> Instructions to follow: Reproduce verbatim the section of the timestamped conversation transcript below, starting at "01:25:32.000 I should" and ending at "about to say.".

> Excerpt provided:
01:25:29.000 By the way, that would be a hell of a book.
01:25:30.000 You know, 180 minutes.
01:25:32.000 I should do a book of that bookmark.
01:25:34.000 By the way, he 100% was.
01:25:37.000 Oh, come on, Governor.
01:25:37.000 Just a fact.
01:25:39.000 Do you think there was any mental decline?
01:25:41.000 No, no, seriously.
01:25:42.000 You went around the country being like, I'll take him at 100. There was one exception.
01:25:47.000 Just the one debate?
01:25:48.000 No, no, no.
01:25:49.000 Before the debate, I was about to say.
01:25:51.000 And that was the big fundraiser down in L.A. where I saw a different person.
01:25:54.000 The Clooney.
01:25:55.000 And Clooney called that out.
01:25:57.000 But it was not.

> Data under study:
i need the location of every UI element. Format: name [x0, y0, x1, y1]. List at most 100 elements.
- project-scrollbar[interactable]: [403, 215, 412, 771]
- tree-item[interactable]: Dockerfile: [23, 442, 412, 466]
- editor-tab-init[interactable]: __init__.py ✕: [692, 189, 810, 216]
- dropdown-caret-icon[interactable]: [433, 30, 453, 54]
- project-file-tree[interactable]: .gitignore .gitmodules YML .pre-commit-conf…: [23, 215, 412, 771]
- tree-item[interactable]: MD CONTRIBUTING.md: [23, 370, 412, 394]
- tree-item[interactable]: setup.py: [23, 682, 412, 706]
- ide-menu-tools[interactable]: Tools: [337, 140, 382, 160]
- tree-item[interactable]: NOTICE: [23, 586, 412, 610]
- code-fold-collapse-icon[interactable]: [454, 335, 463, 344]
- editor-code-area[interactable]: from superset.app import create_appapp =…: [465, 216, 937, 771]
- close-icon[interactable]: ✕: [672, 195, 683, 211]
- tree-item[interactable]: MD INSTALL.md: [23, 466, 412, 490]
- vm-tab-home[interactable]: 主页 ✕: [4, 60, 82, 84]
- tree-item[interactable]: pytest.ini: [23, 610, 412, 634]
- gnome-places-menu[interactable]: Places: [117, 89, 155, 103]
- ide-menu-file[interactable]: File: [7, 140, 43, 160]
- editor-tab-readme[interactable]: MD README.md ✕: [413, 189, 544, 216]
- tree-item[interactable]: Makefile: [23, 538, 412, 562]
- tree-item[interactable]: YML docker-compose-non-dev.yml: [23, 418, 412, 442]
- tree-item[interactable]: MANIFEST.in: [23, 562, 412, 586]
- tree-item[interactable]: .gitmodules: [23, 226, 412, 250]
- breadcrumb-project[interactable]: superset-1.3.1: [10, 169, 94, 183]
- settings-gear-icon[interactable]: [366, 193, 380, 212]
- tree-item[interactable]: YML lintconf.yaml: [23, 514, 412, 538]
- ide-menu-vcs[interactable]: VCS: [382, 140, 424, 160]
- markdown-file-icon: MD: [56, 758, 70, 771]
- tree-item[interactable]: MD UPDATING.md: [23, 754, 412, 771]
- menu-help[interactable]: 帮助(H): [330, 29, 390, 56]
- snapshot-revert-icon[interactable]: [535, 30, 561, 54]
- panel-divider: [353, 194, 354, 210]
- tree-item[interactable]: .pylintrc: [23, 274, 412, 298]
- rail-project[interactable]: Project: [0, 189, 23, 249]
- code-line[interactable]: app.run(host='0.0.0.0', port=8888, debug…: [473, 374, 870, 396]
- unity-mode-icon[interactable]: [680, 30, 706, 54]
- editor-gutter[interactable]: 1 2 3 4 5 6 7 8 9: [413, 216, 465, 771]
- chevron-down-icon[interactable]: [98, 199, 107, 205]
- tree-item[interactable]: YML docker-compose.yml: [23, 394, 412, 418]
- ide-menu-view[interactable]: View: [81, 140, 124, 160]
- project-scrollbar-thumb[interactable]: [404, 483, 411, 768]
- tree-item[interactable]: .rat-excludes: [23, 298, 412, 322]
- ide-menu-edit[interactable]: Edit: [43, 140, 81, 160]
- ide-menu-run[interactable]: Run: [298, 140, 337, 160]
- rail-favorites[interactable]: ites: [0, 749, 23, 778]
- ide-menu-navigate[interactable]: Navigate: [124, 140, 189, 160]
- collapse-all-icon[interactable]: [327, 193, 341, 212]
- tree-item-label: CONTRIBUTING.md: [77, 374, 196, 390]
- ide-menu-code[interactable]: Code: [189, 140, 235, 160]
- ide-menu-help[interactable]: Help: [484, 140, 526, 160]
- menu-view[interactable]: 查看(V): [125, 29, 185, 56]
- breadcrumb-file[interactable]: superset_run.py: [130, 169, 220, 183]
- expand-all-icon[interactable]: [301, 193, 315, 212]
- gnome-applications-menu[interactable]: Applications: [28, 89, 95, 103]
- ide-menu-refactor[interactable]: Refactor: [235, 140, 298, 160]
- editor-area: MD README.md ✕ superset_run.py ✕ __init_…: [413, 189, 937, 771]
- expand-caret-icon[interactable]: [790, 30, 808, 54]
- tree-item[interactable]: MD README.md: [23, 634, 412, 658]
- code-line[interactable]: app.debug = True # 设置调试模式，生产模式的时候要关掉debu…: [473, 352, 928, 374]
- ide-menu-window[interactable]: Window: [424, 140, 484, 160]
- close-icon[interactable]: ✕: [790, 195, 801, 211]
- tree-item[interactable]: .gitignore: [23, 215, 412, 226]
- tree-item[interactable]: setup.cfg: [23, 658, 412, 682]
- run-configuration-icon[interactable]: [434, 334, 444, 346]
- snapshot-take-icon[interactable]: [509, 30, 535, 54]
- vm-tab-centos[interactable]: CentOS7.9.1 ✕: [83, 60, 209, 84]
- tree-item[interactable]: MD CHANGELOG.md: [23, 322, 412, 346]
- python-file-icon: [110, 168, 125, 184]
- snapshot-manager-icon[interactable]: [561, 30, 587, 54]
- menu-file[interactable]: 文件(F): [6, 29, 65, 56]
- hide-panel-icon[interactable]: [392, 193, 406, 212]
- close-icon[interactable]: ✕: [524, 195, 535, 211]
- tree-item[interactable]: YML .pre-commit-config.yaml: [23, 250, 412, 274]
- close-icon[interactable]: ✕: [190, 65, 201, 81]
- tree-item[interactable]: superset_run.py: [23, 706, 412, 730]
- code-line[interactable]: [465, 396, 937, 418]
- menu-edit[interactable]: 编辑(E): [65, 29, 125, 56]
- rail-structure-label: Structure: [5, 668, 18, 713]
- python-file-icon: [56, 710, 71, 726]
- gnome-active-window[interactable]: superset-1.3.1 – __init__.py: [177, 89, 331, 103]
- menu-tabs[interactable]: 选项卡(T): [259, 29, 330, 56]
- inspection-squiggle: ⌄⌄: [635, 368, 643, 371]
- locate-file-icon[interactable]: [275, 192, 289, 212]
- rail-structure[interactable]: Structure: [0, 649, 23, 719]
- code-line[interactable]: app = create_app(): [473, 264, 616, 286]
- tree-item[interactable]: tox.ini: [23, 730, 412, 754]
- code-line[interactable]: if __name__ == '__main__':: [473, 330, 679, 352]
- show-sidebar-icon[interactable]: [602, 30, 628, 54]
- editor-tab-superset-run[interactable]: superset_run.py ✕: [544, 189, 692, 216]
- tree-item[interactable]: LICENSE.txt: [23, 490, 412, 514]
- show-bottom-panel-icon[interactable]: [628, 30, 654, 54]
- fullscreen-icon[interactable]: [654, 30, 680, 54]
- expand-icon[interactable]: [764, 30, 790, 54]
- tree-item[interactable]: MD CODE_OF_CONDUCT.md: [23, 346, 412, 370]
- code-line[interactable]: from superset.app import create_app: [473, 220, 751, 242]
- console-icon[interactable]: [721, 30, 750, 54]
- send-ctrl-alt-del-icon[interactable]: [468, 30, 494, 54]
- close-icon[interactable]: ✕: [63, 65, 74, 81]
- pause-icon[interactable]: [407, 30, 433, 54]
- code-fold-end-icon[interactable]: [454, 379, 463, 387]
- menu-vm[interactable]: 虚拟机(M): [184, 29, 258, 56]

> Your response:
01:25:32.000 I should do a book of that bookmark.
01:25:34.000 By the way, he 100% was.
01:25:37.000 Oh, come on, Governor.
01:25:37.000 Just a fact.
01:25:39.000 Do you think there was any mental decline?
01:25:41.000 No, no, seriously.
01:25:42.000 You went around the country being like, I'll take him at 100. There was one exception.
01:25:47.000 Just the one debate?
01:25:48.000 No, no, no.
01:25:49.000 Before the debate, I was about to say.